What is asked: Keep only the lines that hold the string "this", filtering out the rest of the entries below.

#### Records supplied ####

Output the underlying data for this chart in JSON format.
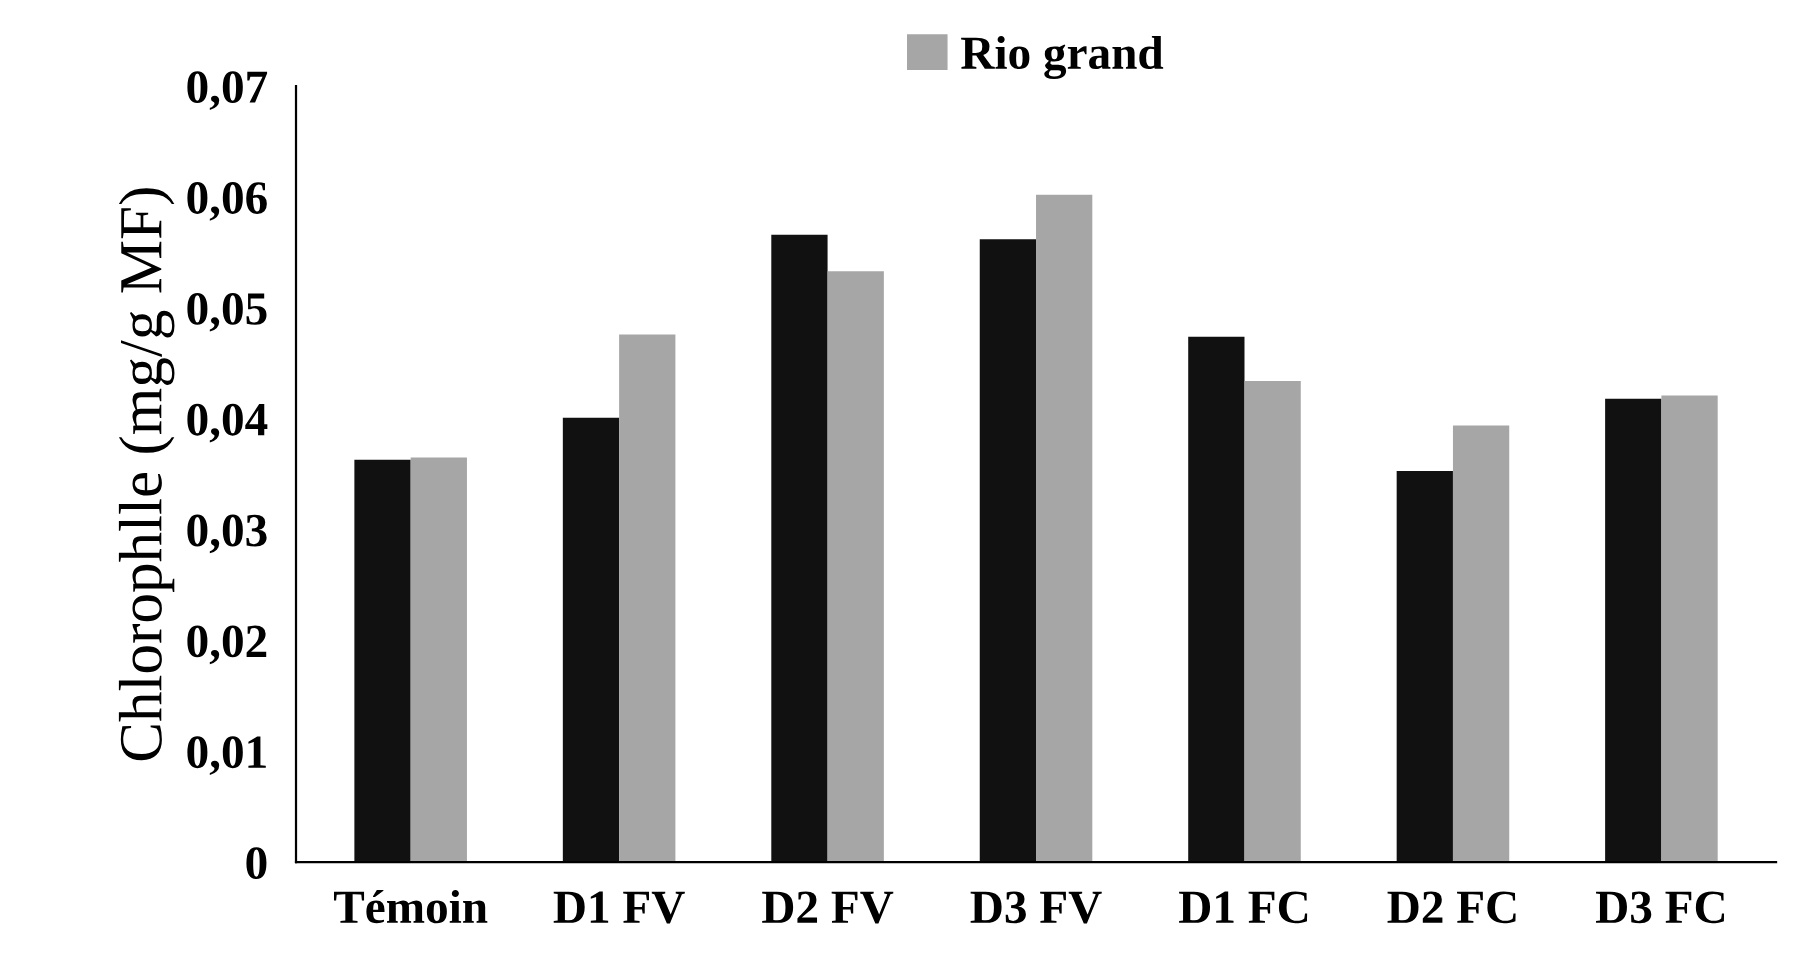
{
  "chart_data": {
    "type": "bar",
    "ylabel": "Chlorophlle (mg/g MF)",
    "categories": [
      "Témoin",
      "D1 FV",
      "D2 FV",
      "D3 FV",
      "D1 FC",
      "D2 FC",
      "D3 FC"
    ],
    "series": [
      {
        "color": "#111111",
        "values": [
          0.0363,
          0.0401,
          0.0566,
          0.0562,
          0.0474,
          0.0353,
          0.0418
        ]
      },
      {
        "name": "Rio grand",
        "color": "#a6a6a6",
        "values": [
          0.0365,
          0.0476,
          0.0533,
          0.0602,
          0.0434,
          0.0394,
          0.0421
        ]
      }
    ],
    "ylim": [
      0,
      0.07
    ],
    "yticks": [
      {
        "value": 0,
        "label": "0"
      },
      {
        "value": 0.01,
        "label": "0,01"
      },
      {
        "value": 0.02,
        "label": "0,02"
      },
      {
        "value": 0.03,
        "label": "0,03"
      },
      {
        "value": 0.04,
        "label": "0,04"
      },
      {
        "value": 0.05,
        "label": "0,05"
      },
      {
        "value": 0.06,
        "label": "0,06"
      },
      {
        "value": 0.07,
        "label": "0,07"
      }
    ],
    "grid": false,
    "legend": "top"
  }
}
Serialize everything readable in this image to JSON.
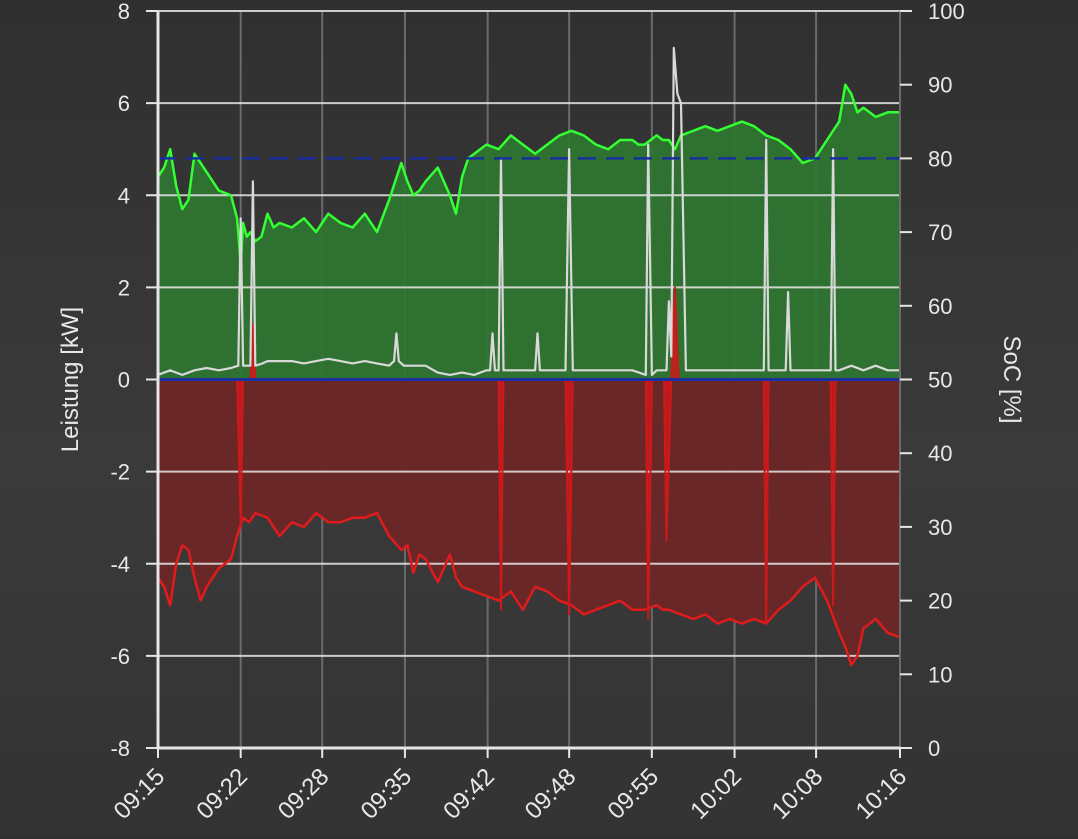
{
  "chart_data": {
    "type": "area",
    "title": "",
    "xlabel": "",
    "ylabel": "Leistung [kW]",
    "y2label": "SoC [%]",
    "ylim": [
      -8,
      8
    ],
    "y2lim": [
      0,
      100
    ],
    "yticks": [
      8,
      6,
      4,
      2,
      0,
      -2,
      -4,
      -6,
      -8
    ],
    "y2ticks": [
      100,
      90,
      80,
      70,
      60,
      50,
      40,
      30,
      20,
      10,
      0
    ],
    "xlim": [
      0,
      61
    ],
    "xtick_labels": [
      "09:15",
      "09:22",
      "09:28",
      "09:35",
      "09:42",
      "09:48",
      "09:55",
      "10:02",
      "10:08",
      "10:16"
    ],
    "xtick_minutes": [
      0,
      6.8,
      13.5,
      20.3,
      27.1,
      33.8,
      40.6,
      47.4,
      54.1,
      61
    ],
    "grid": true,
    "legend": "none",
    "colors": {
      "production": "#33ff33",
      "production_fill": "#2e7631",
      "consumption": "#e01b1b",
      "consumption_fill": "#6b2626",
      "soc": "#d9d9d9",
      "battery": "#cc1a1a",
      "reference": "#1a2fa0",
      "axis": "#e6e6e6",
      "grid_major": "#e6e6e6",
      "grid_vertical": "#6a6a6a"
    },
    "reference_line": {
      "axis": "y2",
      "value": 80,
      "style": "dashed"
    },
    "series": [
      {
        "key": "production",
        "axis": "y",
        "x": [
          0,
          0.5,
          1,
          1.5,
          2,
          2.5,
          3,
          3.5,
          4,
          5,
          6,
          6.5,
          6.8,
          7,
          7.3,
          7.6,
          8,
          8.5,
          9,
          9.5,
          10,
          11,
          12,
          13,
          14,
          15,
          16,
          17,
          18,
          19,
          20,
          20.5,
          21,
          21.5,
          22,
          23,
          24,
          24.5,
          25,
          25.5,
          26,
          26.5,
          27,
          28,
          29,
          30,
          31,
          32,
          33,
          34,
          35,
          36,
          37,
          38,
          39,
          39.5,
          40,
          41,
          41.5,
          42,
          42.5,
          43,
          44,
          45,
          46,
          47,
          48,
          49,
          50,
          51,
          52,
          53,
          54,
          55,
          56,
          56.5,
          57,
          57.5,
          58,
          59,
          60,
          61
        ],
        "values": [
          4.4,
          4.6,
          5.0,
          4.2,
          3.7,
          3.9,
          4.9,
          4.7,
          4.5,
          4.1,
          4.0,
          3.5,
          2.5,
          3.4,
          3.1,
          3.2,
          3.0,
          3.1,
          3.6,
          3.3,
          3.4,
          3.3,
          3.5,
          3.2,
          3.6,
          3.4,
          3.3,
          3.6,
          3.2,
          3.9,
          4.7,
          4.3,
          4.0,
          4.1,
          4.3,
          4.6,
          4.0,
          3.6,
          4.4,
          4.8,
          4.9,
          5.0,
          5.1,
          5.0,
          5.3,
          5.1,
          4.9,
          5.1,
          5.3,
          5.4,
          5.3,
          5.1,
          5.0,
          5.2,
          5.2,
          5.1,
          5.1,
          5.3,
          5.2,
          5.2,
          5.0,
          5.3,
          5.4,
          5.5,
          5.4,
          5.5,
          5.6,
          5.5,
          5.3,
          5.2,
          5.0,
          4.7,
          4.8,
          5.2,
          5.6,
          6.4,
          6.2,
          5.8,
          5.9,
          5.7,
          5.8,
          5.8
        ]
      },
      {
        "key": "consumption",
        "axis": "y",
        "x": [
          0,
          0.5,
          1,
          1.5,
          2,
          2.5,
          3,
          3.5,
          4,
          5,
          6,
          6.5,
          7,
          7.5,
          8,
          9,
          10,
          11,
          12,
          13,
          14,
          15,
          16,
          17,
          18,
          19,
          20,
          20.5,
          21,
          21.5,
          22,
          23,
          24,
          24.5,
          25,
          26,
          27,
          28,
          29,
          30,
          31,
          32,
          33,
          34,
          35,
          36,
          37,
          38,
          39,
          40,
          41,
          41.5,
          42,
          43,
          44,
          45,
          46,
          47,
          48,
          49,
          50,
          51,
          52,
          53,
          54,
          55,
          56,
          56.5,
          57,
          57.5,
          58,
          59,
          60,
          61
        ],
        "values": [
          -4.3,
          -4.5,
          -4.9,
          -4.0,
          -3.6,
          -3.7,
          -4.3,
          -4.8,
          -4.5,
          -4.1,
          -3.9,
          -3.4,
          -3.0,
          -3.1,
          -2.9,
          -3.0,
          -3.4,
          -3.1,
          -3.2,
          -2.9,
          -3.1,
          -3.1,
          -3.0,
          -3.0,
          -2.9,
          -3.4,
          -3.7,
          -3.6,
          -4.2,
          -3.8,
          -3.9,
          -4.4,
          -3.8,
          -4.3,
          -4.5,
          -4.6,
          -4.7,
          -4.8,
          -4.6,
          -5.0,
          -4.5,
          -4.6,
          -4.8,
          -4.9,
          -5.1,
          -5.0,
          -4.9,
          -4.8,
          -5.0,
          -5.0,
          -4.9,
          -5.0,
          -5.0,
          -5.1,
          -5.2,
          -5.1,
          -5.3,
          -5.2,
          -5.3,
          -5.2,
          -5.3,
          -5.0,
          -4.8,
          -4.5,
          -4.3,
          -4.8,
          -5.5,
          -5.8,
          -6.2,
          -6.0,
          -5.4,
          -5.2,
          -5.5,
          -5.6
        ]
      },
      {
        "key": "soc",
        "axis": "y",
        "x": [
          0,
          1,
          2,
          3,
          4,
          5,
          6,
          6.6,
          6.8,
          7.0,
          7.6,
          7.8,
          8.0,
          8.6,
          9,
          10,
          11,
          12,
          13,
          14,
          15,
          16,
          17,
          18,
          19,
          19.4,
          19.6,
          19.8,
          20.2,
          22,
          23,
          24,
          25,
          26,
          27,
          27.3,
          27.5,
          27.7,
          28,
          28.2,
          28.4,
          28.6,
          29,
          30,
          31,
          31.2,
          31.4,
          32,
          33,
          33.5,
          33.8,
          34.1,
          35,
          36,
          37,
          38,
          39,
          40.1,
          40.3,
          40.6,
          41,
          41.8,
          42.0,
          42.2,
          42.4,
          42.7,
          43.0,
          43.4,
          44,
          45,
          46,
          47,
          48,
          49,
          49.8,
          50.0,
          50.2,
          51,
          51.6,
          51.8,
          52,
          53,
          54,
          55,
          55.3,
          55.5,
          55.7,
          56,
          57,
          58,
          59,
          60,
          61
        ],
        "values": [
          0.1,
          0.2,
          0.1,
          0.2,
          0.25,
          0.2,
          0.25,
          0.3,
          3.5,
          0.3,
          0.3,
          4.3,
          0.3,
          0.35,
          0.4,
          0.4,
          0.4,
          0.35,
          0.4,
          0.45,
          0.4,
          0.35,
          0.4,
          0.35,
          0.3,
          0.4,
          1.0,
          0.4,
          0.3,
          0.3,
          0.15,
          0.1,
          0.15,
          0.1,
          0.2,
          0.2,
          1.0,
          0.2,
          0.2,
          4.8,
          0.2,
          0.2,
          0.2,
          0.2,
          0.2,
          1.0,
          0.2,
          0.2,
          0.2,
          0.2,
          5.0,
          0.2,
          0.2,
          0.2,
          0.2,
          0.2,
          0.2,
          0.1,
          5.1,
          0.1,
          0.2,
          0.2,
          1.7,
          0.5,
          7.2,
          6.2,
          6.0,
          0.2,
          0.2,
          0.2,
          0.2,
          0.2,
          0.2,
          0.2,
          0.2,
          5.2,
          0.2,
          0.2,
          0.2,
          1.9,
          0.2,
          0.2,
          0.2,
          0.2,
          0.2,
          5.0,
          0.2,
          0.2,
          0.3,
          0.2,
          0.3,
          0.2,
          0.2
        ]
      },
      {
        "key": "battery",
        "axis": "y",
        "x": [
          0,
          6.5,
          6.8,
          7.0,
          7.6,
          7.8,
          8.0,
          28.0,
          28.2,
          28.4,
          33.5,
          33.8,
          34.1,
          40.1,
          40.3,
          40.6,
          41.6,
          41.8,
          42.2,
          42.5,
          42.8,
          49.8,
          50.0,
          50.2,
          55.3,
          55.5,
          55.7,
          61
        ],
        "values": [
          0,
          0,
          -3.2,
          0,
          0,
          1.2,
          0,
          0,
          -5.0,
          0,
          0,
          -5.1,
          0,
          0,
          -5.2,
          0,
          0,
          -3.5,
          0,
          2.0,
          0,
          0,
          -5.3,
          0,
          0,
          -4.9,
          0,
          0
        ]
      }
    ]
  }
}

####

Solution:
Output the underlying data for this chart in JSON format.
Serialize everything readable in this image to JSON.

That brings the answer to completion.